▸ GIVEN REQUEST: Please output the lines of the material below as a Markdown table with columns Row and Line, leaving out blank lines. Include only the lines starting at the beginning of the material and ending at the line that contains "snr-exponent-power: 4 xyxy=(7,304,16,309)", with both ends included.
━━ RECORD EXCERPTS
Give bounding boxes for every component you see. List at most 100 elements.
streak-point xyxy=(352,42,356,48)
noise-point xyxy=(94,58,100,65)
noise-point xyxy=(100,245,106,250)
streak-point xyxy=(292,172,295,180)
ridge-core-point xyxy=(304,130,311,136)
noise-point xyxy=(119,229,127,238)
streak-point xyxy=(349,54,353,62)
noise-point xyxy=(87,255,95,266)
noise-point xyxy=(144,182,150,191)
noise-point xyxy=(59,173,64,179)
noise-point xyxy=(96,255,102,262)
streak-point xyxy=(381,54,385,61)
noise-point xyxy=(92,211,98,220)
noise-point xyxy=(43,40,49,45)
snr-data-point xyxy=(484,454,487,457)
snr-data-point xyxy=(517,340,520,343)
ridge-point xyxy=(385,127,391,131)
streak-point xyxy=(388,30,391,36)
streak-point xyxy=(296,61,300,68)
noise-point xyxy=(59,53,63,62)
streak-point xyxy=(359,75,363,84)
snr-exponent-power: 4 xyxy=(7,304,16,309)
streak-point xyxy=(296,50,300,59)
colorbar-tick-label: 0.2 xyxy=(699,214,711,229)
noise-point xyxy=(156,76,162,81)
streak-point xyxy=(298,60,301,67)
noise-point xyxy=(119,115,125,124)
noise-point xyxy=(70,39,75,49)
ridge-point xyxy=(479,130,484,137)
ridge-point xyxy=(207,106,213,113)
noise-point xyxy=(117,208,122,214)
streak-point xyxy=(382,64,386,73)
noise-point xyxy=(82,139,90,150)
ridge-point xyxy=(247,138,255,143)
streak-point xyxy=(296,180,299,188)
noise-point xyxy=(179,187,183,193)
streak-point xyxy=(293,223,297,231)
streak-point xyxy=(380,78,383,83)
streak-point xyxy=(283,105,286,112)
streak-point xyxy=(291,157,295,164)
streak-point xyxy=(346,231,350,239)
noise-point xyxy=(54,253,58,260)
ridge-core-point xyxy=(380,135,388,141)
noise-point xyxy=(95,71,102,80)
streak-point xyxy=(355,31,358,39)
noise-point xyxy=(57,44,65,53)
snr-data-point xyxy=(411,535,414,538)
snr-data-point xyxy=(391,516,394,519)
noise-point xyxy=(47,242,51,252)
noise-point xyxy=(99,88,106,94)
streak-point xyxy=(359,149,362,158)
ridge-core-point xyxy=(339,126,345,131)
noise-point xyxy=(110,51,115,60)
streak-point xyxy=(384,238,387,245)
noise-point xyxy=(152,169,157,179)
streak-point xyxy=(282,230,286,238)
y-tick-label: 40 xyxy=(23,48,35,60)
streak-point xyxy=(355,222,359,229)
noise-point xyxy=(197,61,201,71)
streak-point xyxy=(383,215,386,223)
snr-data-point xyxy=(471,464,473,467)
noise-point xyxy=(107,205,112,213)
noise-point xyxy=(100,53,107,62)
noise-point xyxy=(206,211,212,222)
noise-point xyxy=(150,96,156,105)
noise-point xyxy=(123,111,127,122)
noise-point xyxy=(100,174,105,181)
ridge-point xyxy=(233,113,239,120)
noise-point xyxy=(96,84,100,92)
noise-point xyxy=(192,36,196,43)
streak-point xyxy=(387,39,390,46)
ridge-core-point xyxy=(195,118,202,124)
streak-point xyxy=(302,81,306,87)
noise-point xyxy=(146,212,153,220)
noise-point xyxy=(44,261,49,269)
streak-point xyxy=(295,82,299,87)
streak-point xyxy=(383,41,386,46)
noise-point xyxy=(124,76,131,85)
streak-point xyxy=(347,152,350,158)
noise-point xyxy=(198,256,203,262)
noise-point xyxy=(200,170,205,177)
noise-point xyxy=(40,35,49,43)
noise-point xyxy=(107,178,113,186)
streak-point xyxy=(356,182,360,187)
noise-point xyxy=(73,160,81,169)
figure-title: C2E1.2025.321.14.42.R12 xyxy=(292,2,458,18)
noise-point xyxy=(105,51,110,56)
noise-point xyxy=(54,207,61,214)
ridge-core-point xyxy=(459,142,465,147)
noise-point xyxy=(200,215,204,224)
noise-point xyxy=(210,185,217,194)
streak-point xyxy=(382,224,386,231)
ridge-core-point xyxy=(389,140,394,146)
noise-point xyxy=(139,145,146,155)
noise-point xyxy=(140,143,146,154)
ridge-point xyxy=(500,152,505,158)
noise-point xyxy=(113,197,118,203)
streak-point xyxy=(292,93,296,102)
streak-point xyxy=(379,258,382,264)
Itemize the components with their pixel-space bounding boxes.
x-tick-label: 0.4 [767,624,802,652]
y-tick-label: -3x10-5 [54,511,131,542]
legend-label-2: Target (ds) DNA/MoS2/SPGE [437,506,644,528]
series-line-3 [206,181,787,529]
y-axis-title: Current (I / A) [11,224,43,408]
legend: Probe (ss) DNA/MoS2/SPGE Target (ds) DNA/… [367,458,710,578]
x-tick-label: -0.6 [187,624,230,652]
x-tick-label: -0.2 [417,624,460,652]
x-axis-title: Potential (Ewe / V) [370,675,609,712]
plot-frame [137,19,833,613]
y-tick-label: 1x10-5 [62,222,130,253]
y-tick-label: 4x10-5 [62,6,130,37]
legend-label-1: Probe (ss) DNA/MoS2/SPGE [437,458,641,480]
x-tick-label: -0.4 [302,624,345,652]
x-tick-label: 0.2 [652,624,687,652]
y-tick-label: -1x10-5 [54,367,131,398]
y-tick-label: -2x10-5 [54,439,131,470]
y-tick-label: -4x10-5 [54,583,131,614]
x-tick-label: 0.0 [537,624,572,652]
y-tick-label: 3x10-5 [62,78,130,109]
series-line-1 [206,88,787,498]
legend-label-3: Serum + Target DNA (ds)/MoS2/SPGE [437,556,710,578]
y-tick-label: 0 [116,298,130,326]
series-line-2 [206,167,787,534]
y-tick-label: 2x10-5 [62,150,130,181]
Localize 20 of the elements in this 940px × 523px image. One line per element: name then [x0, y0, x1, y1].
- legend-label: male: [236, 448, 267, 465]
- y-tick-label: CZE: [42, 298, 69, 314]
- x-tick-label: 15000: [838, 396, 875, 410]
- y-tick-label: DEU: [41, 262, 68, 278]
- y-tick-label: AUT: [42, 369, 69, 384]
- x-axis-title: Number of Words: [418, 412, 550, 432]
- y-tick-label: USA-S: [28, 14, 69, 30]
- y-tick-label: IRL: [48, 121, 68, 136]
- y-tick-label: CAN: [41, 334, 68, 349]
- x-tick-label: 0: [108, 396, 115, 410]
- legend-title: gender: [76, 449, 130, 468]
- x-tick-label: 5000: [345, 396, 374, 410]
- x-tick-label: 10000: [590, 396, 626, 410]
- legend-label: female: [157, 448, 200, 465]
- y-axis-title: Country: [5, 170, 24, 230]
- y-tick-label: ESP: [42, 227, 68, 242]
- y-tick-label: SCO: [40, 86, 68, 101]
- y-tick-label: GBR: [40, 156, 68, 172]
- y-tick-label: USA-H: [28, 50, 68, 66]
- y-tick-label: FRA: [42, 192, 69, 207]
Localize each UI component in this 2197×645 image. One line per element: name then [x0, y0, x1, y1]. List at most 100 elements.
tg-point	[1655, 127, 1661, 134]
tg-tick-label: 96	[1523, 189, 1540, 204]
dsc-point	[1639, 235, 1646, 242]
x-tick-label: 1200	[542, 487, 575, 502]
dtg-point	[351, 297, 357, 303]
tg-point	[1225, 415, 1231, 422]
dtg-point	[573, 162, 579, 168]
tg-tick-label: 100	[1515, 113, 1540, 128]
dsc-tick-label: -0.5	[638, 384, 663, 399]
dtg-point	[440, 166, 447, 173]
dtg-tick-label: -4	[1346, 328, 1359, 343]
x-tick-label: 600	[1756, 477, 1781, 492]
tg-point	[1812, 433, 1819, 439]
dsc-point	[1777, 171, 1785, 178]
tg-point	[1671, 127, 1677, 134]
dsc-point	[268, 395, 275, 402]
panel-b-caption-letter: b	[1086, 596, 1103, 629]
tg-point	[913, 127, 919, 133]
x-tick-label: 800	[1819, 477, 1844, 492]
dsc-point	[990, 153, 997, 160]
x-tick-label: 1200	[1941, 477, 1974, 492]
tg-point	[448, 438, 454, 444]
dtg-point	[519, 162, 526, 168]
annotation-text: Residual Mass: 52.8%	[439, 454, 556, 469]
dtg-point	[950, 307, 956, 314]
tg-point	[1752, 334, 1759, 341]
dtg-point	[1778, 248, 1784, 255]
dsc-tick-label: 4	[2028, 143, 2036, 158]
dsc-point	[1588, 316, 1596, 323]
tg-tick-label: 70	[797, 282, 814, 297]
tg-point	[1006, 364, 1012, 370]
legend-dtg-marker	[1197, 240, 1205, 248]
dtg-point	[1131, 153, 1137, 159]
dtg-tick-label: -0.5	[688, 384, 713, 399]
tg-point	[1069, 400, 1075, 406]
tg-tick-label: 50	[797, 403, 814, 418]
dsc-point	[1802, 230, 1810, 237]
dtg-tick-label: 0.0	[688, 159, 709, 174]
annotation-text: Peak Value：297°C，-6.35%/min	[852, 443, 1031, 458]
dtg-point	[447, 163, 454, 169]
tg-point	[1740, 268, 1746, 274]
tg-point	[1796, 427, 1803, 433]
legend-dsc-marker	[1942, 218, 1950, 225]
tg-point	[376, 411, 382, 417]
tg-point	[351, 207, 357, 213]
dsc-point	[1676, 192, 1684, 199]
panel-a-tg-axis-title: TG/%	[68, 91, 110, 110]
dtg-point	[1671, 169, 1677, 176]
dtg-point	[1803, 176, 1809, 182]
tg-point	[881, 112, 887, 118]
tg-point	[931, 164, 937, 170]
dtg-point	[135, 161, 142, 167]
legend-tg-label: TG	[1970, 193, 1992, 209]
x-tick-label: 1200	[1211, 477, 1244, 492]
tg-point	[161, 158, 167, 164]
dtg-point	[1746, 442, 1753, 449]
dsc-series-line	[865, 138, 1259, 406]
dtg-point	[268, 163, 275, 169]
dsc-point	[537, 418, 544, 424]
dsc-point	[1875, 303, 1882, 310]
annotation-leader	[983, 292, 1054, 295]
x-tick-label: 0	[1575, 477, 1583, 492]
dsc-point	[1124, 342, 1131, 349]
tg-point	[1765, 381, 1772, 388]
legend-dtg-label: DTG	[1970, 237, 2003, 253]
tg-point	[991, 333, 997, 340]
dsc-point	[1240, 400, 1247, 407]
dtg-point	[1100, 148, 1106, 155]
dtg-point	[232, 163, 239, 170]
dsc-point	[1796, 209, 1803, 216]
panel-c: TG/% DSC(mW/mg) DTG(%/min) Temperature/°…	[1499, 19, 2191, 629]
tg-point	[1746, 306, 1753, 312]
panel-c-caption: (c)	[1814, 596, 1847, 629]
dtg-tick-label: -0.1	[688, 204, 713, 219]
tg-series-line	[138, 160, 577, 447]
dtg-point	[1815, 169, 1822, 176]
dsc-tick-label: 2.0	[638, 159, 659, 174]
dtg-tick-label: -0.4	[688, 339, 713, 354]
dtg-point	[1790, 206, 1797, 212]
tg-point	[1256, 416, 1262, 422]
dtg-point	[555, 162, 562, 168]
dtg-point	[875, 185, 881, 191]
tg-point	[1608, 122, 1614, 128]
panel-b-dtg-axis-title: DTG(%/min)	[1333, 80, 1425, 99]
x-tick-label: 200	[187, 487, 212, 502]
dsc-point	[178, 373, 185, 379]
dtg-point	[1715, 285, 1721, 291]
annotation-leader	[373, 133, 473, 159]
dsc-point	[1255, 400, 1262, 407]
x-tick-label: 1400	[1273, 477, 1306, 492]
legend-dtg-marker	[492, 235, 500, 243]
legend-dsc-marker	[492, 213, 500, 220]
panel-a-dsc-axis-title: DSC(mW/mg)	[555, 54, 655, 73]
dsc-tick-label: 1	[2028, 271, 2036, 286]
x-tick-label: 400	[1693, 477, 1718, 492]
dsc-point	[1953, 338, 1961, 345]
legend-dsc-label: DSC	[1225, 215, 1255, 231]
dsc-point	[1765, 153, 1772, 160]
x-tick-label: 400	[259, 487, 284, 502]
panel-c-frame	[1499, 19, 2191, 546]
━━━━
▸ FINISHED TASK:
| Row | Line |
|---|---|
| 1 | Give bounding boxes for every component you see. List at most 100 elements. |
| 2 | streak-point xyxy=(352,42,356,48) |
| 3 | noise-point xyxy=(94,58,100,65) |
| 4 | noise-point xyxy=(100,245,106,250) |
| 5 | streak-point xyxy=(292,172,295,180) |
| 6 | ridge-core-point xyxy=(304,130,311,136) |
| 7 | noise-point xyxy=(119,229,127,238) |
| 8 | streak-point xyxy=(349,54,353,62) |
| 9 | noise-point xyxy=(87,255,95,266) |
| 10 | noise-point xyxy=(144,182,150,191) |
| 11 | noise-point xyxy=(59,173,64,179) |
| 12 | noise-point xyxy=(96,255,102,262) |
| 13 | streak-point xyxy=(381,54,385,61) |
| 14 | noise-point xyxy=(92,211,98,220) |
| 15 | noise-point xyxy=(43,40,49,45) |
| 16 | snr-data-point xyxy=(484,454,487,457) |
| 17 | snr-data-point xyxy=(517,340,520,343) |
| 18 | ridge-point xyxy=(385,127,391,131) |
| 19 | streak-point xyxy=(388,30,391,36) |
| 20 | streak-point xyxy=(296,61,300,68) |
| 21 | noise-point xyxy=(59,53,63,62) |
| 22 | streak-point xyxy=(359,75,363,84) |
| 23 | snr-exponent-power: 4 xyxy=(7,304,16,309) |